| Task statement |
From the records below, extract all the text exactly and leave the images behind.

| Records to process |
◇ ◇ ◇

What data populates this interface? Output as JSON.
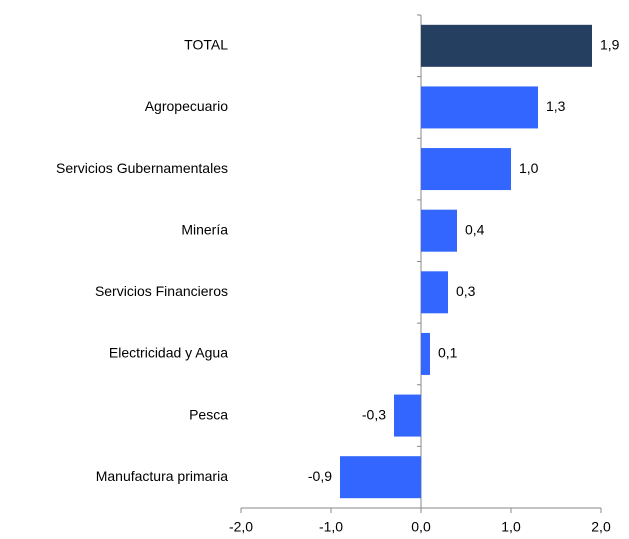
{
  "chart_data": {
    "type": "hbar",
    "categories": [
      "TOTAL",
      "Agropecuario",
      "Servicios Gubernamentales",
      "Minería",
      "Servicios Financieros",
      "Electricidad y Agua",
      "Pesca",
      "Manufactura primaria"
    ],
    "values": [
      1.9,
      1.3,
      1.0,
      0.4,
      0.3,
      0.1,
      -0.3,
      -0.9
    ],
    "value_labels": [
      "1,9",
      "1,3",
      "1,0",
      "0,4",
      "0,3",
      "0,1",
      "-0,3",
      "-0,9"
    ],
    "colors": [
      "#243f60",
      "#3366ff",
      "#3366ff",
      "#3366ff",
      "#3366ff",
      "#3366ff",
      "#3366ff",
      "#3366ff"
    ],
    "xlim": [
      -2,
      2
    ],
    "xticks": [
      {
        "value": -2,
        "label": "-2,0"
      },
      {
        "value": -1,
        "label": "-1,0"
      },
      {
        "value": 0,
        "label": "0,0"
      },
      {
        "value": 1,
        "label": "1,0"
      },
      {
        "value": 2,
        "label": "2,0"
      }
    ]
  }
}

◇ ◇ ◇

| Answer to this exercise |
What data populates this interface? Output as JSON.
{
  "chart_data": {
    "type": "hbar",
    "categories": [
      "TOTAL",
      "Agropecuario",
      "Servicios Gubernamentales",
      "Minería",
      "Servicios Financieros",
      "Electricidad y Agua",
      "Pesca",
      "Manufactura primaria"
    ],
    "values": [
      1.9,
      1.3,
      1.0,
      0.4,
      0.3,
      0.1,
      -0.3,
      -0.9
    ],
    "value_labels": [
      "1,9",
      "1,3",
      "1,0",
      "0,4",
      "0,3",
      "0,1",
      "-0,3",
      "-0,9"
    ],
    "colors": [
      "#243f60",
      "#3366ff",
      "#3366ff",
      "#3366ff",
      "#3366ff",
      "#3366ff",
      "#3366ff",
      "#3366ff"
    ],
    "xlim": [
      -2,
      2
    ],
    "xticks": [
      {
        "value": -2,
        "label": "-2,0"
      },
      {
        "value": -1,
        "label": "-1,0"
      },
      {
        "value": 0,
        "label": "0,0"
      },
      {
        "value": 1,
        "label": "1,0"
      },
      {
        "value": 2,
        "label": "2,0"
      }
    ]
  }
}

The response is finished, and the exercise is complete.